Entries from a visual dataset:
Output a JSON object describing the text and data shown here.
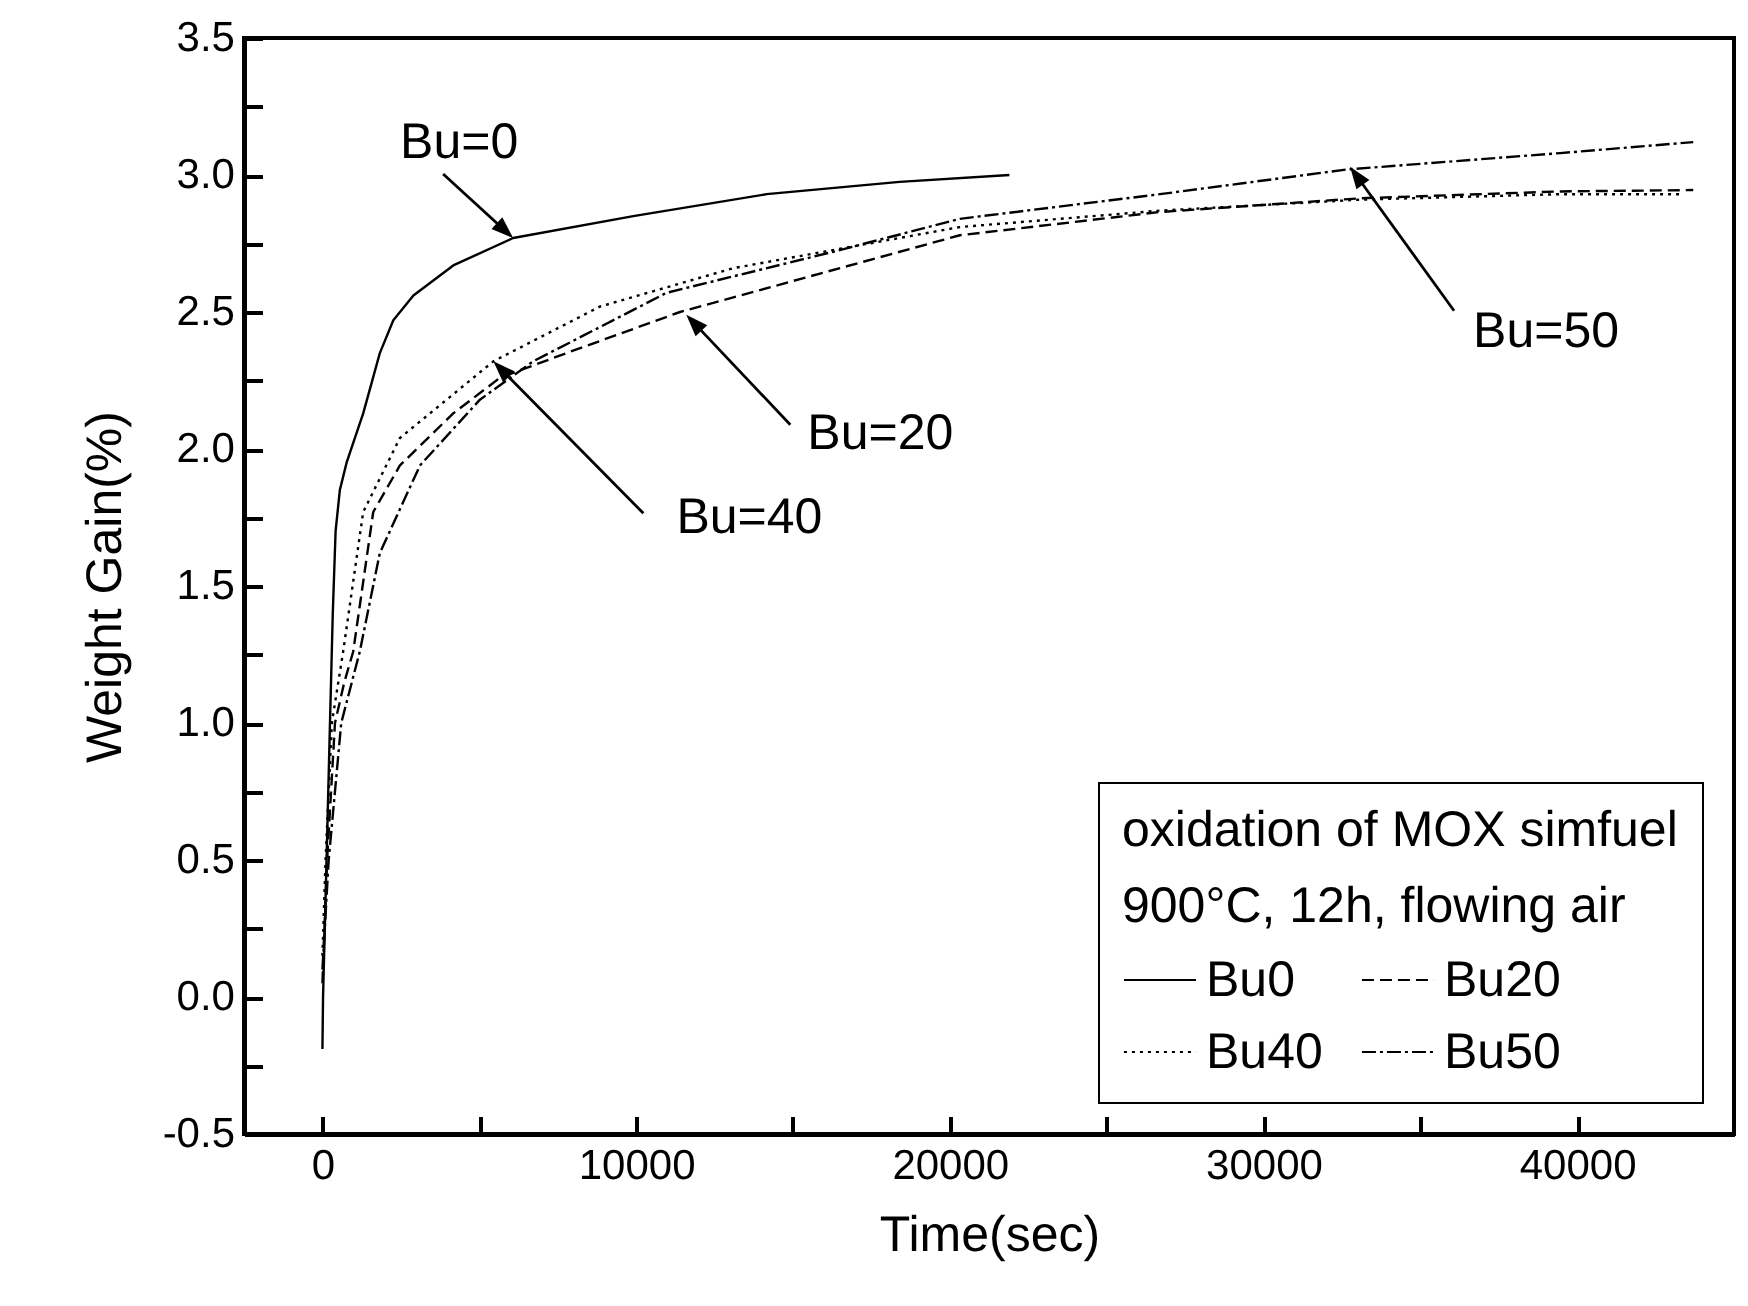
{
  "chart_data": {
    "type": "line",
    "xlabel": "Time(sec)",
    "ylabel": "Weight Gain(%)",
    "legend_title": "oxidation of MOX simfuel\n900°C, 12h, flowing air",
    "legend": "bottom right",
    "grid": false,
    "xlim": [
      -2500,
      45000
    ],
    "xticks": [
      0,
      {
        "value": 5000,
        "label": null
      },
      10000,
      {
        "value": 15000,
        "label": null
      },
      20000,
      {
        "value": 25000,
        "label": null
      },
      30000,
      {
        "value": 35000,
        "label": null
      },
      40000
    ],
    "ylim": [
      -0.5,
      3.5
    ],
    "yticks": [
      -0.5,
      {
        "value": -0.25,
        "label": null
      },
      {
        "value": 0,
        "label": "0.0"
      },
      {
        "value": 0.25,
        "label": null
      },
      0.5,
      {
        "value": 0.75,
        "label": null
      },
      {
        "value": 1,
        "label": "1.0"
      },
      {
        "value": 1.25,
        "label": null
      },
      1.5,
      {
        "value": 1.75,
        "label": null
      },
      {
        "value": 2,
        "label": "2.0"
      },
      {
        "value": 2.25,
        "label": null
      },
      2.5,
      {
        "value": 2.75,
        "label": null
      },
      {
        "value": 3,
        "label": "3.0"
      },
      {
        "value": 3.25,
        "label": null
      },
      3.5
    ],
    "series": [
      {
        "name": "Bu0",
        "color": "#000000",
        "line_style": "solid",
        "x": [
          0,
          20,
          120,
          230,
          330,
          420,
          555,
          770,
          1300,
          1830,
          2260,
          2900,
          4170,
          6080,
          9910,
          14160,
          18400,
          21900
        ],
        "values": [
          -0.19,
          0.0,
          0.45,
          0.95,
          1.4,
          1.7,
          1.85,
          1.95,
          2.13,
          2.35,
          2.47,
          2.56,
          2.67,
          2.77,
          2.85,
          2.93,
          2.975,
          3.0
        ]
      },
      {
        "name": "Bu20",
        "color": "#000000",
        "line_style": "dashed",
        "x": [
          0,
          150,
          400,
          700,
          980,
          1620,
          2470,
          4170,
          5660,
          7780,
          11400,
          15220,
          20320,
          26700,
          33080,
          39460,
          43700
        ],
        "values": [
          0.05,
          0.5,
          1.0,
          1.15,
          1.26,
          1.77,
          1.94,
          2.13,
          2.26,
          2.35,
          2.5,
          2.62,
          2.78,
          2.865,
          2.915,
          2.94,
          2.945
        ]
      },
      {
        "name": "Bu40",
        "color": "#000000",
        "line_style": "dotted",
        "x": [
          0,
          100,
          300,
          660,
          1300,
          2470,
          5450,
          8850,
          13100,
          20320,
          26700,
          33080,
          39460,
          43400
        ],
        "values": [
          0.15,
          0.5,
          1.0,
          1.26,
          1.77,
          2.04,
          2.32,
          2.52,
          2.66,
          2.81,
          2.87,
          2.91,
          2.93,
          2.93
        ]
      },
      {
        "name": "Bu50",
        "color": "#000000",
        "line_style": "dashdot",
        "x": [
          0,
          200,
          600,
          1190,
          1830,
          3110,
          5020,
          6720,
          10970,
          16290,
          20320,
          26700,
          32650,
          39460,
          43700
        ],
        "values": [
          0.1,
          0.5,
          1.0,
          1.26,
          1.62,
          1.94,
          2.18,
          2.32,
          2.57,
          2.72,
          2.84,
          2.93,
          3.02,
          3.08,
          3.12
        ]
      }
    ],
    "annotations": [
      {
        "text": "Bu=0",
        "x": 6080,
        "y": 2.77
      },
      {
        "text": "Bu=20",
        "x": 11600,
        "y": 2.49
      },
      {
        "text": "Bu=40",
        "x": 5450,
        "y": 2.32
      },
      {
        "text": "Bu=50",
        "x": 32760,
        "y": 3.03
      }
    ]
  }
}
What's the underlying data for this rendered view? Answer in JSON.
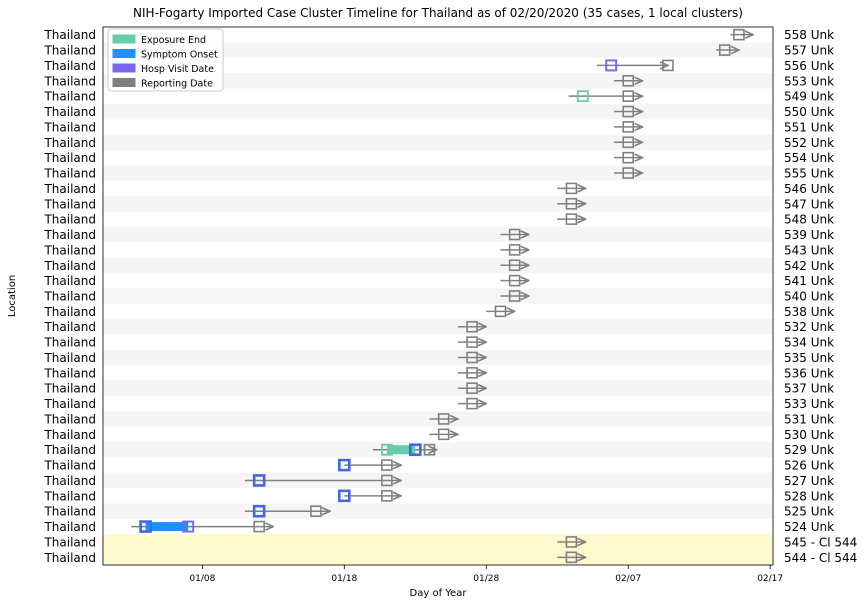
{
  "chart_data": {
    "type": "timeline",
    "title": "NIH-Fogarty Imported Case Cluster Timeline for Thailand as of 02/20/2020   (35 cases, 1 local clusters)",
    "xlabel": "Day of Year",
    "ylabel": "Location",
    "x_ticks": [
      {
        "day": 8,
        "label": "01/08"
      },
      {
        "day": 18,
        "label": "01/18"
      },
      {
        "day": 28,
        "label": "01/28"
      },
      {
        "day": 38,
        "label": "02/07"
      },
      {
        "day": 48,
        "label": "02/17"
      }
    ],
    "xlim": [
      1,
      48.2
    ],
    "legend": {
      "placement": "top-left",
      "entries": [
        {
          "key": "exposure",
          "label": "Exposure End",
          "color": "#66cdaa"
        },
        {
          "key": "onset",
          "label": "Symptom Onset",
          "color": "#1e90ff"
        },
        {
          "key": "hosp",
          "label": "Hosp Visit Date",
          "color": "#7b68ee"
        },
        {
          "key": "report",
          "label": "Reporting Date",
          "color": "#808080"
        }
      ]
    },
    "colors": {
      "exposure": "#66cdaa",
      "onset": "#1e90ff",
      "onset_box": "#4169e1",
      "hosp": "#7b68ee",
      "report": "#808080",
      "band": "#f5f5f5",
      "cluster_band": "#fffacd"
    },
    "rows": [
      {
        "location": "Thailand",
        "label": "558 Unk",
        "line": [
          45.2,
          46.8
        ],
        "report": 45.8
      },
      {
        "location": "Thailand",
        "label": "557 Unk",
        "line": [
          44.2,
          45.8
        ],
        "report": 44.8
      },
      {
        "location": "Thailand",
        "label": "556 Unk",
        "line": [
          35.8,
          40.8
        ],
        "hosp": 36.8,
        "report": 40.8
      },
      {
        "location": "Thailand",
        "label": "553 Unk",
        "line": [
          37.0,
          39.0
        ],
        "report": 38.0
      },
      {
        "location": "Thailand",
        "label": "549 Unk",
        "line": [
          33.8,
          39.0
        ],
        "exposure": 34.8,
        "report": 38.0
      },
      {
        "location": "Thailand",
        "label": "550 Unk",
        "line": [
          37.0,
          39.0
        ],
        "report": 38.0
      },
      {
        "location": "Thailand",
        "label": "551 Unk",
        "line": [
          37.0,
          39.0
        ],
        "report": 38.0
      },
      {
        "location": "Thailand",
        "label": "552 Unk",
        "line": [
          37.0,
          39.0
        ],
        "report": 38.0
      },
      {
        "location": "Thailand",
        "label": "554 Unk",
        "line": [
          37.0,
          39.0
        ],
        "report": 38.0
      },
      {
        "location": "Thailand",
        "label": "555 Unk",
        "line": [
          37.0,
          39.0
        ],
        "report": 38.0
      },
      {
        "location": "Thailand",
        "label": "546 Unk",
        "line": [
          33.0,
          35.0
        ],
        "report": 34.0
      },
      {
        "location": "Thailand",
        "label": "547 Unk",
        "line": [
          33.0,
          35.0
        ],
        "report": 34.0
      },
      {
        "location": "Thailand",
        "label": "548 Unk",
        "line": [
          33.0,
          35.0
        ],
        "report": 34.0
      },
      {
        "location": "Thailand",
        "label": "539 Unk",
        "line": [
          29.0,
          31.0
        ],
        "report": 30.0
      },
      {
        "location": "Thailand",
        "label": "543 Unk",
        "line": [
          29.0,
          31.0
        ],
        "report": 30.0
      },
      {
        "location": "Thailand",
        "label": "542 Unk",
        "line": [
          29.0,
          31.0
        ],
        "report": 30.0
      },
      {
        "location": "Thailand",
        "label": "541 Unk",
        "line": [
          29.0,
          31.0
        ],
        "report": 30.0
      },
      {
        "location": "Thailand",
        "label": "540 Unk",
        "line": [
          29.0,
          31.0
        ],
        "report": 30.0
      },
      {
        "location": "Thailand",
        "label": "538 Unk",
        "line": [
          28.0,
          30.0
        ],
        "report": 29.0
      },
      {
        "location": "Thailand",
        "label": "532 Unk",
        "line": [
          26.0,
          28.0
        ],
        "report": 27.0
      },
      {
        "location": "Thailand",
        "label": "534 Unk",
        "line": [
          26.0,
          28.0
        ],
        "report": 27.0
      },
      {
        "location": "Thailand",
        "label": "535 Unk",
        "line": [
          26.0,
          28.0
        ],
        "report": 27.0
      },
      {
        "location": "Thailand",
        "label": "536 Unk",
        "line": [
          26.0,
          28.0
        ],
        "report": 27.0
      },
      {
        "location": "Thailand",
        "label": "537 Unk",
        "line": [
          26.0,
          28.0
        ],
        "report": 27.0
      },
      {
        "location": "Thailand",
        "label": "533 Unk",
        "line": [
          26.0,
          28.0
        ],
        "report": 27.0
      },
      {
        "location": "Thailand",
        "label": "531 Unk",
        "line": [
          24.0,
          26.0
        ],
        "report": 25.0
      },
      {
        "location": "Thailand",
        "label": "530 Unk",
        "line": [
          24.0,
          26.0
        ],
        "report": 25.0
      },
      {
        "location": "Thailand",
        "label": "529 Unk",
        "line": [
          20.0,
          24.5
        ],
        "exposure": 21.0,
        "onset": 23.0,
        "report": 24.0
      },
      {
        "location": "Thailand",
        "label": "526 Unk",
        "line": [
          18.0,
          22.0
        ],
        "onset": 18.0,
        "report": 21.0
      },
      {
        "location": "Thailand",
        "label": "527 Unk",
        "line": [
          11.0,
          22.0
        ],
        "onset": 12.0,
        "report": 21.0
      },
      {
        "location": "Thailand",
        "label": "528 Unk",
        "line": [
          18.0,
          22.0
        ],
        "onset": 18.0,
        "report": 21.0
      },
      {
        "location": "Thailand",
        "label": "525 Unk",
        "line": [
          11.0,
          17.0
        ],
        "onset": 12.0,
        "report": 16.0
      },
      {
        "location": "Thailand",
        "label": "524 Unk",
        "line": [
          3.0,
          13.0
        ],
        "onset": 4.0,
        "hosp": 7.0,
        "report": 12.0
      },
      {
        "location": "Thailand",
        "label": "545 - Cl 544",
        "line": [
          33.0,
          35.0
        ],
        "report": 34.0,
        "cluster": true
      },
      {
        "location": "Thailand",
        "label": "544 - Cl 544",
        "line": [
          33.0,
          35.0
        ],
        "report": 34.0,
        "cluster": true
      }
    ]
  }
}
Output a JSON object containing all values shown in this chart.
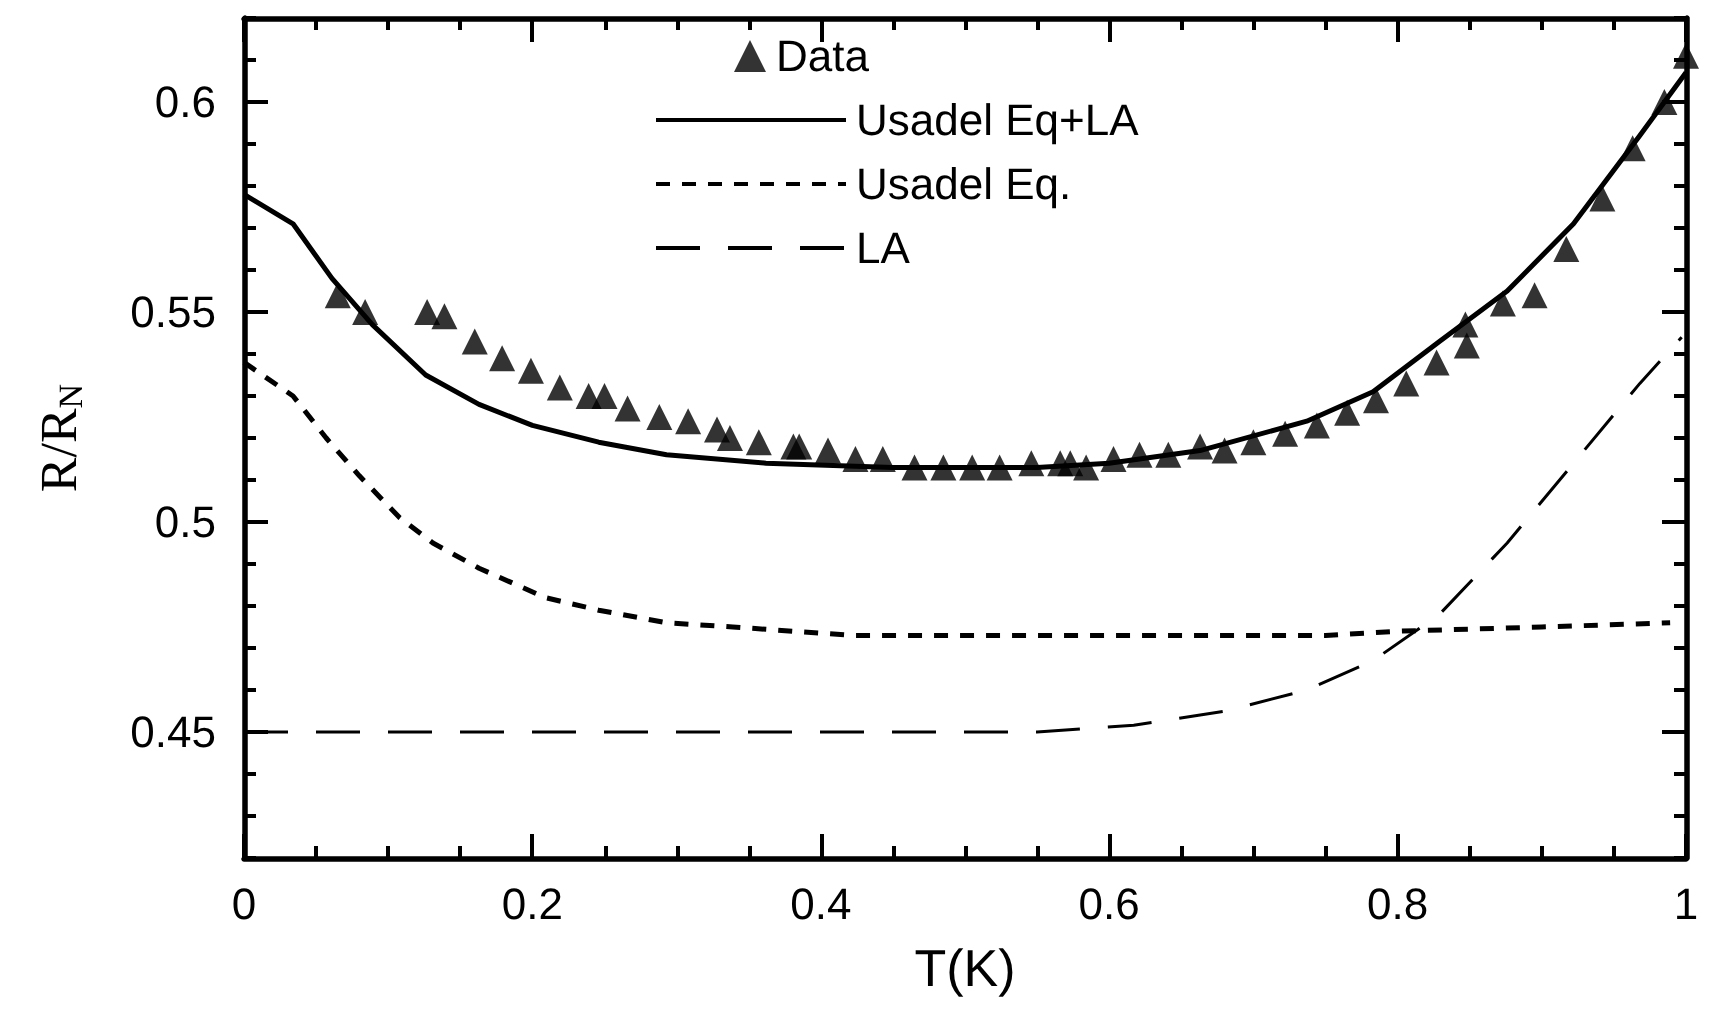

* _What to work on_: From the records above, work out how many lines contain the string "this". Give only the number.

* _Completed exercise_: 2